▶ PROBLEM
Every line that contains the word "Roasted" should be copied.

━━━━━━━━

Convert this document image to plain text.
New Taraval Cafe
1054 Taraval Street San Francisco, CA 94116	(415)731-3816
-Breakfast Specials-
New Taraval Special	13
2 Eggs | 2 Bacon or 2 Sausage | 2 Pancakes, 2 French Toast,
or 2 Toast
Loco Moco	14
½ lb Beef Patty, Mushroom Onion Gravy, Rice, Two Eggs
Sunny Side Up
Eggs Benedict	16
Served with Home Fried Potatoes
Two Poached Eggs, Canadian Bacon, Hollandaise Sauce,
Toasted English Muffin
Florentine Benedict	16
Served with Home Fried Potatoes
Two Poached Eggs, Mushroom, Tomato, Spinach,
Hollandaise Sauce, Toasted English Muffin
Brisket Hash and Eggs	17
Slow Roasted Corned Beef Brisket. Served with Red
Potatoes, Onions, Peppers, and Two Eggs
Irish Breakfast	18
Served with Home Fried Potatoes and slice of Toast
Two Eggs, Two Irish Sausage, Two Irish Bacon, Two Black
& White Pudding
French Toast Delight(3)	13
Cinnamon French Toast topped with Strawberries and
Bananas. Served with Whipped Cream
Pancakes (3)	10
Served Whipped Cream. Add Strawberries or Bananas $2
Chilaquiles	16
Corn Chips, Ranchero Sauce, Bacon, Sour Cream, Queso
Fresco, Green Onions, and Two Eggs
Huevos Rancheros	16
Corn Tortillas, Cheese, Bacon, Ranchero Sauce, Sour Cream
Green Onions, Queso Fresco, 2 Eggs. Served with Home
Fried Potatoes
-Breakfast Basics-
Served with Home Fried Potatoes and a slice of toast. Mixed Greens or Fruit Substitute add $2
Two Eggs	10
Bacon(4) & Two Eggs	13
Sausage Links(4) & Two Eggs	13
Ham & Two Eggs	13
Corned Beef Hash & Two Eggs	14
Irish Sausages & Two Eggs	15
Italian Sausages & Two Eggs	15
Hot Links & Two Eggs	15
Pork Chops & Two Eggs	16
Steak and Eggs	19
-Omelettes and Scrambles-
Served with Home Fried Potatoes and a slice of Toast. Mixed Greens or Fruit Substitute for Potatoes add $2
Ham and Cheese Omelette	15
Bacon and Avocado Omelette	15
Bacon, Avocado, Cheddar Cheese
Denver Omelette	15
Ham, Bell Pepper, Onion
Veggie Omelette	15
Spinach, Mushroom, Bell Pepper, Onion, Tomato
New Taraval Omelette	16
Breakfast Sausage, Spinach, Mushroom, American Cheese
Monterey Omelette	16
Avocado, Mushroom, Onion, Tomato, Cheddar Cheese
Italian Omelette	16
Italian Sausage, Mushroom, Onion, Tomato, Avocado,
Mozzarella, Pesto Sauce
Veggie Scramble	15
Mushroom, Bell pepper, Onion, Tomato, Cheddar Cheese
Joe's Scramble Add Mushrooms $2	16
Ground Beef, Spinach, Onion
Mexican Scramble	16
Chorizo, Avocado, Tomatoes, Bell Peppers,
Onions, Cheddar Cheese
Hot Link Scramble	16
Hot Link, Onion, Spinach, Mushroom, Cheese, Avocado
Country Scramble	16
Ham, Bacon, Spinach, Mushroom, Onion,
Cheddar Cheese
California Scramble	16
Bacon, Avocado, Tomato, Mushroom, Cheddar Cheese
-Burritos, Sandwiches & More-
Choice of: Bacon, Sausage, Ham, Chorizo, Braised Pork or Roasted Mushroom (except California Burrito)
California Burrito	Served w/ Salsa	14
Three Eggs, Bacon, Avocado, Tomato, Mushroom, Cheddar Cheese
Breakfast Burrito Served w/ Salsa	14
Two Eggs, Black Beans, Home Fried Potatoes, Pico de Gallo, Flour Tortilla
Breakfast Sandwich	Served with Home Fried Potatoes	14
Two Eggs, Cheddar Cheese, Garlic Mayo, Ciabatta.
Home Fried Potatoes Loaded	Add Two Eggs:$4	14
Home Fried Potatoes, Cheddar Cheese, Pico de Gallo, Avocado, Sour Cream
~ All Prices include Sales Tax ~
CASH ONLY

━━━━━━━━

▶ CORRECT ANSWER
Slow Roasted Corned Beef Brisket. Served with Red
Choice of: Bacon, Sausage, Ham, Chorizo, Braised Pork or Roasted Mushroom (except California Burrito)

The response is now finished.